■ **RECORDS TO PROCESS**
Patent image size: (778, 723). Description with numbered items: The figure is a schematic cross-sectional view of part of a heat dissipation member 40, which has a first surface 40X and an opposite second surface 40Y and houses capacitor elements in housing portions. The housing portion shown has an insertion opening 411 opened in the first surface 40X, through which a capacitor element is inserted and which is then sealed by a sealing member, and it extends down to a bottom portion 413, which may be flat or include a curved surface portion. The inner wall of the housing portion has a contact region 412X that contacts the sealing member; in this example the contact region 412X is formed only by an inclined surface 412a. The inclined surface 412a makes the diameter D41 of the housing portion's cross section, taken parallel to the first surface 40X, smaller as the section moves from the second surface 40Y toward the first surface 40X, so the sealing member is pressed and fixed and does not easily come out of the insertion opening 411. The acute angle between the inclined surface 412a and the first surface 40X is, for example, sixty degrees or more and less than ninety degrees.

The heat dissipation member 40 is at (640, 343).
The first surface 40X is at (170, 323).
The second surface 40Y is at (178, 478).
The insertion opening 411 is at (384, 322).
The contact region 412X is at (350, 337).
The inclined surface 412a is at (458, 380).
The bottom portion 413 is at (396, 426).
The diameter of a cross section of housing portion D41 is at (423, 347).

■ **WRITTEN TASK**
Replace every occurrence of "cross-sectional view" with "sectional view" in all of the items above, and leave everything else unchanged.

■ **ANSWER TO THIS PROBLEM**
Patent image size: (778, 723). Description with numbered items: The figure is a schematic sectional view of part of a heat dissipation member 40, which has a first surface 40X and an opposite second surface 40Y and houses capacitor elements in housing portions. The housing portion shown has an insertion opening 411 opened in the first surface 40X, through which a capacitor element is inserted and which is then sealed by a sealing member, and it extends down to a bottom portion 413, which may be flat or include a curved surface portion. The inner wall of the housing portion has a contact region 412X that contacts the sealing member; in this example the contact region 412X is formed only by an inclined surface 412a. The inclined surface 412a makes the diameter D41 of the housing portion's cross section, taken parallel to the first surface 40X, smaller as the section moves from the second surface 40Y toward the first surface 40X, so the sealing member is pressed and fixed and does not easily come out of the insertion opening 411. The acute angle between the inclined surface 412a and the first surface 40X is, for example, sixty degrees or more and less than ninety degrees.

The heat dissipation member 40 is at (640, 343).
The first surface 40X is at (170, 323).
The second surface 40Y is at (178, 478).
The insertion opening 411 is at (384, 322).
The contact region 412X is at (350, 337).
The inclined surface 412a is at (458, 380).
The bottom portion 413 is at (396, 426).
The diameter of a cross section of housing portion D41 is at (423, 347).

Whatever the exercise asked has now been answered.